_WHAT NEEDS TO BE DONE_
Sort through the entries below and pull out lines containing the word "name".

_DATASET RECORDS_

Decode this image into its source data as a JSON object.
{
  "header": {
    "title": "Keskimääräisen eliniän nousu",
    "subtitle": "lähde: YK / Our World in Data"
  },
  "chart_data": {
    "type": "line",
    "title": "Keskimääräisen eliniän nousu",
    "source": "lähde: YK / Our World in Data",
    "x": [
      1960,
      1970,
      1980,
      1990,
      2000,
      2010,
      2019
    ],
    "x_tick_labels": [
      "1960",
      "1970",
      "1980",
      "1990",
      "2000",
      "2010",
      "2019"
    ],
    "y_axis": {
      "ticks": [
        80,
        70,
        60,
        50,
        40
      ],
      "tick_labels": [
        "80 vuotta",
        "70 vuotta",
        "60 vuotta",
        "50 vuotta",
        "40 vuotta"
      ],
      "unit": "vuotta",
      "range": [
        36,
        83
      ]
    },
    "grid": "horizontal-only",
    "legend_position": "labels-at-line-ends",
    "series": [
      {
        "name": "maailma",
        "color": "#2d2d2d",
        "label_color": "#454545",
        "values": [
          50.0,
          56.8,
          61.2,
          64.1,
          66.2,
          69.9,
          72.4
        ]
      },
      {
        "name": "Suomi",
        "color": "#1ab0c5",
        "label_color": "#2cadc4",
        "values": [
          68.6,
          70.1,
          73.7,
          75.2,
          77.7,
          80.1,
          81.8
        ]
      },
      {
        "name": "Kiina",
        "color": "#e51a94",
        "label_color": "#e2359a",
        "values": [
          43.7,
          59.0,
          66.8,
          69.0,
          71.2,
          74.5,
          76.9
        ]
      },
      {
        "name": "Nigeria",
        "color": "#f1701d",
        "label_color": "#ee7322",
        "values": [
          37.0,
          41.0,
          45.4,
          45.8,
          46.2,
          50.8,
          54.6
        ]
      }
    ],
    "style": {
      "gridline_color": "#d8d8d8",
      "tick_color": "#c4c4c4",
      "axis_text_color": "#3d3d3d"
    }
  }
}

_CORRECT RESULT_
        "name": "maailma",
        "name": "Suomi",
        "name": "Kiina",
        "name": "Nigeria",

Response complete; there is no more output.